_INFORMATION SUPPLIED_:
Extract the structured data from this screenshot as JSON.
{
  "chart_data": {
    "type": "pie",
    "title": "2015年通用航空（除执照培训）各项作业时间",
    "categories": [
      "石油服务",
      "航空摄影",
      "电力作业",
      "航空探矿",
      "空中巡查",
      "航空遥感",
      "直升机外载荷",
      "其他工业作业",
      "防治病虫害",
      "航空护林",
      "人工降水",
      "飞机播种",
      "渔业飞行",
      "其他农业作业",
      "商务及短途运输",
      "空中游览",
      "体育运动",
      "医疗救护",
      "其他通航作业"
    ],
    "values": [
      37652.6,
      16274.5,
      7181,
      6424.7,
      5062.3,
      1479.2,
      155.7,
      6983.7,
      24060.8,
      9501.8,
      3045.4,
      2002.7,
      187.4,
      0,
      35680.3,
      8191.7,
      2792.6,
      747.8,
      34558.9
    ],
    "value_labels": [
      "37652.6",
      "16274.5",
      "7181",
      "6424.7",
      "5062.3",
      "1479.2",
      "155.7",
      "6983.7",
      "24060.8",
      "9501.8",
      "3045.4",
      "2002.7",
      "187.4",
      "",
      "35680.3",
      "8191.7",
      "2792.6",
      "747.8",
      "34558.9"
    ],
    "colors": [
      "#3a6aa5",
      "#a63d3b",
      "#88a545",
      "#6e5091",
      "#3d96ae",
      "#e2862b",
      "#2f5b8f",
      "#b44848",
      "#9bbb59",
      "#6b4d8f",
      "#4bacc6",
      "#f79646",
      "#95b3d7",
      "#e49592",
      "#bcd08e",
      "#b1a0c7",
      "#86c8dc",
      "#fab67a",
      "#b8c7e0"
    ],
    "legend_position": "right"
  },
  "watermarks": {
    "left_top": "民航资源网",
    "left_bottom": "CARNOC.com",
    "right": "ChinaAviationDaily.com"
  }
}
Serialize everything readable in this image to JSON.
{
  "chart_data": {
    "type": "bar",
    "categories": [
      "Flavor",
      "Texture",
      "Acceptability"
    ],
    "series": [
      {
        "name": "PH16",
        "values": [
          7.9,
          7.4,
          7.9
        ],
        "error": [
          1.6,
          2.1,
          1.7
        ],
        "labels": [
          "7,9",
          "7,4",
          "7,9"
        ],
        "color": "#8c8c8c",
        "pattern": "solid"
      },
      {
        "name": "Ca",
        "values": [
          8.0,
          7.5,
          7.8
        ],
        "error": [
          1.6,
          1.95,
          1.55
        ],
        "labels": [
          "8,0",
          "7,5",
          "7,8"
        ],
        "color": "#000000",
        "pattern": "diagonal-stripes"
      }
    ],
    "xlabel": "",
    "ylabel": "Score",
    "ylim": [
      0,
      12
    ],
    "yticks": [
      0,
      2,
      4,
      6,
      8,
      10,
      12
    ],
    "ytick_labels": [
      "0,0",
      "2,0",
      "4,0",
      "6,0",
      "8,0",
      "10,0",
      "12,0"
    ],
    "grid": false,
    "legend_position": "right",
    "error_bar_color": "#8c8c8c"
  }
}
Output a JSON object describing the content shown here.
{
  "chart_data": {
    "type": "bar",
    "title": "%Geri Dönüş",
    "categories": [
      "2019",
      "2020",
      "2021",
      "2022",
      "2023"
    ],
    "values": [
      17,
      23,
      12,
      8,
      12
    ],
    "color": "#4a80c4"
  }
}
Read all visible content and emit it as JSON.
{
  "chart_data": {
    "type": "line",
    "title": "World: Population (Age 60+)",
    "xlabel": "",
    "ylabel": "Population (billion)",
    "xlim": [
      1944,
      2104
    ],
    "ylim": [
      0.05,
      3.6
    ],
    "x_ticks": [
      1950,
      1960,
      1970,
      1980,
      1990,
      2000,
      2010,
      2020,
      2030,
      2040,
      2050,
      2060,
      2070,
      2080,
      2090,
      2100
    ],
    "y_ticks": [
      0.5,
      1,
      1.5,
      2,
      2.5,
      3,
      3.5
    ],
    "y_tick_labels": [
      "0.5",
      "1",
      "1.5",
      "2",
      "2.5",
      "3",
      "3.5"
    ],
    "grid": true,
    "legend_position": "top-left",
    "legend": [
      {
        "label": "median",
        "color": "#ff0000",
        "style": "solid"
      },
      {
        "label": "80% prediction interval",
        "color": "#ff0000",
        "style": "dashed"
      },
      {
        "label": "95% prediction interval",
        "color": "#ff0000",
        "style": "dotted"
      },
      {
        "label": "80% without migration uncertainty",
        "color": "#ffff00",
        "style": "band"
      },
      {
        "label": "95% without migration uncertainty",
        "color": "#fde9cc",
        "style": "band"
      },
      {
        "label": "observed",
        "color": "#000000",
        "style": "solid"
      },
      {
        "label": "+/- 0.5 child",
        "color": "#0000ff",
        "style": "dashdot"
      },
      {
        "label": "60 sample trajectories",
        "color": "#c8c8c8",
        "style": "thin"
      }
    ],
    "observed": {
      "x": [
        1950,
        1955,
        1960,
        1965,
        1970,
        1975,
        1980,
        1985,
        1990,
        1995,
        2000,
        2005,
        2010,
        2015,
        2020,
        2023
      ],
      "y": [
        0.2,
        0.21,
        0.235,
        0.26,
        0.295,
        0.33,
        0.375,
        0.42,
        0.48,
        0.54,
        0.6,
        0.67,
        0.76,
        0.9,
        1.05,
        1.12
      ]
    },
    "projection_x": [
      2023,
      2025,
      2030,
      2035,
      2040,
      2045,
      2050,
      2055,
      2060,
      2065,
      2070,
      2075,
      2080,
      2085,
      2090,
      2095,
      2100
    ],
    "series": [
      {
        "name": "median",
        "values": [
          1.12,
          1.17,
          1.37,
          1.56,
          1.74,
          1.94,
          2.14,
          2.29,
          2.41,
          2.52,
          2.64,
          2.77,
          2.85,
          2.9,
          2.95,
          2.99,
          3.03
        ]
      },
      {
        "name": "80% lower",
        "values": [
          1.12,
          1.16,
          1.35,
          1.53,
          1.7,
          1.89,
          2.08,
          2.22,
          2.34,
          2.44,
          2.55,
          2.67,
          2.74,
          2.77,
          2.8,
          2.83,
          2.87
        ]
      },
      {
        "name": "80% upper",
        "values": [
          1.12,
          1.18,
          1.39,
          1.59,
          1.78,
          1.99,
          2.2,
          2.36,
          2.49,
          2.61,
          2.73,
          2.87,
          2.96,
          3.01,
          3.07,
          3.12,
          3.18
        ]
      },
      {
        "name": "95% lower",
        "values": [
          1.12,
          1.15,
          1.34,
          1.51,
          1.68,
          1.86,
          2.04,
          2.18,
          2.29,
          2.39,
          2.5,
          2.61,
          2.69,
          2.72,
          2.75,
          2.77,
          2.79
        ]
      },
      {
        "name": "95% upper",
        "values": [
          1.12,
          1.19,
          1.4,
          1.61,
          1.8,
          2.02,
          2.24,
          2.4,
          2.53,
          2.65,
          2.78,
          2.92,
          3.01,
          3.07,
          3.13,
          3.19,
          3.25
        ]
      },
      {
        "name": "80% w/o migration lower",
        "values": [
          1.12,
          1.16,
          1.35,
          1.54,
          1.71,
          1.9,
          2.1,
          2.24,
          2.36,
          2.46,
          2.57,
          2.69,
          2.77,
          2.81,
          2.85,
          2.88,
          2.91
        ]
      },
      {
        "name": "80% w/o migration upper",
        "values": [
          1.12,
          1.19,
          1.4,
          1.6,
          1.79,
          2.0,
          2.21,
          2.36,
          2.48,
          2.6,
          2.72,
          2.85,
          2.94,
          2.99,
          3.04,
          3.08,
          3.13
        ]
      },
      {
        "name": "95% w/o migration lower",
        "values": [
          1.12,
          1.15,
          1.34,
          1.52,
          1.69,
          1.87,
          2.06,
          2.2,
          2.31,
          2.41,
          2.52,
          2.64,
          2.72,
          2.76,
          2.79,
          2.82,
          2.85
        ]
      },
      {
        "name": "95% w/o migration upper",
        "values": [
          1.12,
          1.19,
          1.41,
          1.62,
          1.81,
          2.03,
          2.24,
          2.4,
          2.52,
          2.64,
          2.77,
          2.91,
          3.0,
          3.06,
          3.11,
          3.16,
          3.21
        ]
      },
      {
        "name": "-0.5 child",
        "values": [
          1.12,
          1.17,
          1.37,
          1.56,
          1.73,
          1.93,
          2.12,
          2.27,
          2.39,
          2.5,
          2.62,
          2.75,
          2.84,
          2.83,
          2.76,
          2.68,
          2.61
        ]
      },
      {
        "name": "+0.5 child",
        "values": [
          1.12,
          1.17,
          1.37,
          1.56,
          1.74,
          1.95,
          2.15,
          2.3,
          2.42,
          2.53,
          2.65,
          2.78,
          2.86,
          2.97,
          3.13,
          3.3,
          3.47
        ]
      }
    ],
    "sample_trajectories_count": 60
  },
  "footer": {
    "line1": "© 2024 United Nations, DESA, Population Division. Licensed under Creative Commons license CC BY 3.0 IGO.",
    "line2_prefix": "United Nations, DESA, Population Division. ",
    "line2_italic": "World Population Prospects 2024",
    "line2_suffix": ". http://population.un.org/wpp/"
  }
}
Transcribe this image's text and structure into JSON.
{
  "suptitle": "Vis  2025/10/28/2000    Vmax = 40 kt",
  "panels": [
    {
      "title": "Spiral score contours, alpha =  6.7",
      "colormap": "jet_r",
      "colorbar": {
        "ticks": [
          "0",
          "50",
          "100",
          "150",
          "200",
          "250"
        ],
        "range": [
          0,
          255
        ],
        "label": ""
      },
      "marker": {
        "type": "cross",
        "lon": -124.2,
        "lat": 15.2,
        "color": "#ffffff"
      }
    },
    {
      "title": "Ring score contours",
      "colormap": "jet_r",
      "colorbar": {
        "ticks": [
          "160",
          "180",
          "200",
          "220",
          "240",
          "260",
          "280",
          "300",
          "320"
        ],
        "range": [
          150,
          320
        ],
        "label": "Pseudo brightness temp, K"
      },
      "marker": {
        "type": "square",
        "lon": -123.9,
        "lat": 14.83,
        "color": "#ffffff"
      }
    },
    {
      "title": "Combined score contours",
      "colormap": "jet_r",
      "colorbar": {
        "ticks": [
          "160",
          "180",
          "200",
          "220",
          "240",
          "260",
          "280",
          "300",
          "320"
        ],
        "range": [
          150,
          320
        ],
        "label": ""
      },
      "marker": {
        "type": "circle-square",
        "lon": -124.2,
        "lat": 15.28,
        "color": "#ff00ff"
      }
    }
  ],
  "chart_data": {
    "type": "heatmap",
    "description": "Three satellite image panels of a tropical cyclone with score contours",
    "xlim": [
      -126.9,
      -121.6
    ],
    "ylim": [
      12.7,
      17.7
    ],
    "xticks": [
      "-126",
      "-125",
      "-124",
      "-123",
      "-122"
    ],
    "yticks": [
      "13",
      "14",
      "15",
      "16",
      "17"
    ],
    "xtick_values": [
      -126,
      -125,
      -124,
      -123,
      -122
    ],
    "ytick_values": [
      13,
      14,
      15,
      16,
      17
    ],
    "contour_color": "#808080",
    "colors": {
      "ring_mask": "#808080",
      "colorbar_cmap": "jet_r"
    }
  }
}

_TO BE DONE_: Show, from the listing above, each line that contains the word "interval".

_WRITTEN ANSWER_:
        "label": "80% prediction interval",
        "label": "95% prediction interval",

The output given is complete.